* Task statement
Provide the data again in its entirety, exactly as given.

§

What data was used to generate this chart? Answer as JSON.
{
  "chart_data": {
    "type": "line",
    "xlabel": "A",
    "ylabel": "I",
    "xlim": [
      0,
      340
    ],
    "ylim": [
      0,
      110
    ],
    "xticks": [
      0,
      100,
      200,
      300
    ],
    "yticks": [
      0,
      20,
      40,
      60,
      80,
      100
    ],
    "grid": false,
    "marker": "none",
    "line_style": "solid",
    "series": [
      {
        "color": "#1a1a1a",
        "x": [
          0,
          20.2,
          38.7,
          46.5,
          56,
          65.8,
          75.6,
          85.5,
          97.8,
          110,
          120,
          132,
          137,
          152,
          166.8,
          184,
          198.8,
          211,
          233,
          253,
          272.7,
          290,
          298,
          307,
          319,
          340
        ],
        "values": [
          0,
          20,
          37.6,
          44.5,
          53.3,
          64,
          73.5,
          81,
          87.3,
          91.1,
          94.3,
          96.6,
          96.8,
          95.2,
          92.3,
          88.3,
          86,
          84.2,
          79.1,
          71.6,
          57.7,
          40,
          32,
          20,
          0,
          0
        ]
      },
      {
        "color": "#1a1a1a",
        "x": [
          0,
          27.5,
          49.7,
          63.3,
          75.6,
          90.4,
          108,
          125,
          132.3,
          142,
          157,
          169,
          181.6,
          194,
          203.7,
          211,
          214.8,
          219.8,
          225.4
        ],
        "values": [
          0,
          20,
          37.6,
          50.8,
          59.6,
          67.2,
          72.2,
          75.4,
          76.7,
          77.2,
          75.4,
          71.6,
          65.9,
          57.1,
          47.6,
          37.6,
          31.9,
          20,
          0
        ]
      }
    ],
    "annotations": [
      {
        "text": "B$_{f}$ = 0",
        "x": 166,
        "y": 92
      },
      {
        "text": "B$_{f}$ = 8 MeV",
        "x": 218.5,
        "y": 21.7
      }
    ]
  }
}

§

* Answer
What data was used to generate this chart? Answer as JSON.
{
  "chart_data": {
    "type": "line",
    "xlabel": "A",
    "ylabel": "I",
    "xlim": [
      0,
      340
    ],
    "ylim": [
      0,
      110
    ],
    "xticks": [
      0,
      100,
      200,
      300
    ],
    "yticks": [
      0,
      20,
      40,
      60,
      80,
      100
    ],
    "grid": false,
    "marker": "none",
    "line_style": "solid",
    "series": [
      {
        "color": "#1a1a1a",
        "x": [
          0,
          20.2,
          38.7,
          46.5,
          56,
          65.8,
          75.6,
          85.5,
          97.8,
          110,
          120,
          132,
          137,
          152,
          166.8,
          184,
          198.8,
          211,
          233,
          253,
          272.7,
          290,
          298,
          307,
          319,
          340
        ],
        "values": [
          0,
          20,
          37.6,
          44.5,
          53.3,
          64,
          73.5,
          81,
          87.3,
          91.1,
          94.3,
          96.6,
          96.8,
          95.2,
          92.3,
          88.3,
          86,
          84.2,
          79.1,
          71.6,
          57.7,
          40,
          32,
          20,
          0,
          0
        ]
      },
      {
        "color": "#1a1a1a",
        "x": [
          0,
          27.5,
          49.7,
          63.3,
          75.6,
          90.4,
          108,
          125,
          132.3,
          142,
          157,
          169,
          181.6,
          194,
          203.7,
          211,
          214.8,
          219.8,
          225.4
        ],
        "values": [
          0,
          20,
          37.6,
          50.8,
          59.6,
          67.2,
          72.2,
          75.4,
          76.7,
          77.2,
          75.4,
          71.6,
          65.9,
          57.1,
          47.6,
          37.6,
          31.9,
          20,
          0
        ]
      }
    ],
    "annotations": [
      {
        "text": "B$_{f}$ = 0",
        "x": 166,
        "y": 92
      },
      {
        "text": "B$_{f}$ = 8 MeV",
        "x": 218.5,
        "y": 21.7
      }
    ]
  }
}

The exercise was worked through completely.